start
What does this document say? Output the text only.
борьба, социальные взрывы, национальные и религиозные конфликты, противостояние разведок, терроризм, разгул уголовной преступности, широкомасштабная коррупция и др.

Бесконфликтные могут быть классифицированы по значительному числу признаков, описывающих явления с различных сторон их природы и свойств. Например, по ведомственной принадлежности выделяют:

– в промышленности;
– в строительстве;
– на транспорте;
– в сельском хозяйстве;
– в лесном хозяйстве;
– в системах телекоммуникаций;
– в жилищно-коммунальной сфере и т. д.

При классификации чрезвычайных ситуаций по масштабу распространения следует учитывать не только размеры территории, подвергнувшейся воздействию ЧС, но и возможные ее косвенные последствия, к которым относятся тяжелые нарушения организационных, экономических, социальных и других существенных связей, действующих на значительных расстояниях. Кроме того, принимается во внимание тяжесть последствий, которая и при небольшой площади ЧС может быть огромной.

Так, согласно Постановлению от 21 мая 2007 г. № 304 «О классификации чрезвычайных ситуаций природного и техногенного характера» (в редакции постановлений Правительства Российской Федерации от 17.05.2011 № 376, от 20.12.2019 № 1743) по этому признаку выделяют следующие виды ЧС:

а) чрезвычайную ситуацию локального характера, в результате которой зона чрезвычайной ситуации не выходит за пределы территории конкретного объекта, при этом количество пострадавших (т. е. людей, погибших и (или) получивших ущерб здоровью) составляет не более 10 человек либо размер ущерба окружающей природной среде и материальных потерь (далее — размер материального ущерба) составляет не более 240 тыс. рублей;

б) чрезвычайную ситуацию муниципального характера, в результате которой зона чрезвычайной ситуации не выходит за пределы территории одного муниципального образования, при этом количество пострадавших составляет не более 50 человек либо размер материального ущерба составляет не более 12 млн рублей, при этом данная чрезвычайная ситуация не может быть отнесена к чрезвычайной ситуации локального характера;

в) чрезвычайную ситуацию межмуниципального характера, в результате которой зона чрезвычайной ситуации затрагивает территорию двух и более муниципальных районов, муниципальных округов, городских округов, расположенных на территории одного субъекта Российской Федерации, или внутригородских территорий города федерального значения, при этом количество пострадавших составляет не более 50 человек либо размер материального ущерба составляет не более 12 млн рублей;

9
end
- **Exercise instructions**:
Pull every line containing "может" out of the data above.

- **Answer for the task**:
При классификации чрезвычайных ситуаций по масштабу распространения следует учитывать не только размеры территории, подвергнувшейся воздействию ЧС, но и возможные ее косвенные последствия, к которым относятся тяжелые нарушения организационных, экономических, социальных и других существенных связей, действующих на значительных расстояниях. Кроме того, принимается во внимание тяжесть последствий, которая и при небольшой площади ЧС может быть огромной.
б) чрезвычайную ситуацию муниципального характера, в результате которой зона чрезвычайной ситуации не выходит за пределы территории одного муниципального образования, при этом количество пострадавших составляет не более 50 человек либо размер материального ущерба составляет не более 12 млн рублей, при этом данная чрезвычайная ситуация не может быть отнесена к чрезвычайной ситуации локального характера;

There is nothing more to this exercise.